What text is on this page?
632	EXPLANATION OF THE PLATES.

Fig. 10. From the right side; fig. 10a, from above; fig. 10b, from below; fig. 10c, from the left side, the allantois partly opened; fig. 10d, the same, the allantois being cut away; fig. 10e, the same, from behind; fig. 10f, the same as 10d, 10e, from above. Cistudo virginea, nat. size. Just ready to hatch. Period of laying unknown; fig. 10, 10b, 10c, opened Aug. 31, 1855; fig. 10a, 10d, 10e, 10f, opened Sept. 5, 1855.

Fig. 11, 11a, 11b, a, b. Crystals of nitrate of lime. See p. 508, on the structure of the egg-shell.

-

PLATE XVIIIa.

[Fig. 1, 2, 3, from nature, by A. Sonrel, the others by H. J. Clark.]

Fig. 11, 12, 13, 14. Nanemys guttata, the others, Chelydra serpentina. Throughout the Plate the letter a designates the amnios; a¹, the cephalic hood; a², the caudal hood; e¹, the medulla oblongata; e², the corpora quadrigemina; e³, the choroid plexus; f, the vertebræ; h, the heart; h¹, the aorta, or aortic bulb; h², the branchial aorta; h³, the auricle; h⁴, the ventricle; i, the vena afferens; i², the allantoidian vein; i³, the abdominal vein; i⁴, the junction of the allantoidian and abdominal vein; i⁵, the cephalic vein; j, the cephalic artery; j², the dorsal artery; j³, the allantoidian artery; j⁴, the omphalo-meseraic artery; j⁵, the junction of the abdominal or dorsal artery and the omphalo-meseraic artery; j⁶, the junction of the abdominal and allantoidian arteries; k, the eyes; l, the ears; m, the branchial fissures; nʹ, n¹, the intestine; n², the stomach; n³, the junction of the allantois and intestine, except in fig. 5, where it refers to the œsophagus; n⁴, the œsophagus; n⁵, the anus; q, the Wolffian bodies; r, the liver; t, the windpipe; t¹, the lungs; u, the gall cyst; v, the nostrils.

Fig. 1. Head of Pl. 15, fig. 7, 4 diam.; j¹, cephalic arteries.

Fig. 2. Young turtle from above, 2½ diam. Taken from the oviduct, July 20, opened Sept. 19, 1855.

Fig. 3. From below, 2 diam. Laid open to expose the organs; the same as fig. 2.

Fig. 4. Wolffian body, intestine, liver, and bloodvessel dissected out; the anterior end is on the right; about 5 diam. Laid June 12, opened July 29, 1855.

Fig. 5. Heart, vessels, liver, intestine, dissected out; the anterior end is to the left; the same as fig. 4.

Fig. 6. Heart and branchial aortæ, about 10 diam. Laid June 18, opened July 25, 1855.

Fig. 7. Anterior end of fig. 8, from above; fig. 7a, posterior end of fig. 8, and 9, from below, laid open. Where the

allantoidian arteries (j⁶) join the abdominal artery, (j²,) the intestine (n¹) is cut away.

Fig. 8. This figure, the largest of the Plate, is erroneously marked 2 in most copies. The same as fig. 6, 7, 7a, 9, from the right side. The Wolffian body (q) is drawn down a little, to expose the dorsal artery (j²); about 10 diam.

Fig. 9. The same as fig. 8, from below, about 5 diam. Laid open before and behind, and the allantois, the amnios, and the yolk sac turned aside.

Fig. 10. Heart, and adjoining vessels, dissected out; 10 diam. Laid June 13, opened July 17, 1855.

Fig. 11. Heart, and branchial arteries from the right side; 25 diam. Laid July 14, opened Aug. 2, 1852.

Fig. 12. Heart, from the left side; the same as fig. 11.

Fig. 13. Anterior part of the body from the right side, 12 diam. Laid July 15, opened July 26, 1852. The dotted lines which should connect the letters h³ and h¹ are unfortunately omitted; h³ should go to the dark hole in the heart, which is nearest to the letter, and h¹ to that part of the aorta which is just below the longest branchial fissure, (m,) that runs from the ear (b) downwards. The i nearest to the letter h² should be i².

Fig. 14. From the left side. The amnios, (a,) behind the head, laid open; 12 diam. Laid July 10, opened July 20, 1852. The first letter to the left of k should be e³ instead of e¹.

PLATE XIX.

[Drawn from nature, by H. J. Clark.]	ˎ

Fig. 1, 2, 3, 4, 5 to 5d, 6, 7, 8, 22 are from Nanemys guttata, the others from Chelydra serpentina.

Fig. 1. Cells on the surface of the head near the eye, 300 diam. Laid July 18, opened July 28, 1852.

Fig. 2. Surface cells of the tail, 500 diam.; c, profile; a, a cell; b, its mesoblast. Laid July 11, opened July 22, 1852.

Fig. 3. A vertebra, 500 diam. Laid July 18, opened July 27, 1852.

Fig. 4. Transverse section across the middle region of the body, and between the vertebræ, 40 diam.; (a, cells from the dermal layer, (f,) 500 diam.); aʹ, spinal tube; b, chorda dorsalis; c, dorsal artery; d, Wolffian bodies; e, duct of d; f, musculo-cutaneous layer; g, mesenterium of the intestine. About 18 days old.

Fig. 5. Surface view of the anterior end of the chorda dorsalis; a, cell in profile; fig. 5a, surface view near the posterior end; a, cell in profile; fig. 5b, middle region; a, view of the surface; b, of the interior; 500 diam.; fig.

=====

Instructions for the task =>
Filter the listing for the word "Clark" and copy each line that has it.

Exercise answer =>
[Fig. 1, 2, 3, from nature, by A. Sonrel, the others by H. J. Clark.]
[Drawn from nature, by H. J. Clark.]	ˎ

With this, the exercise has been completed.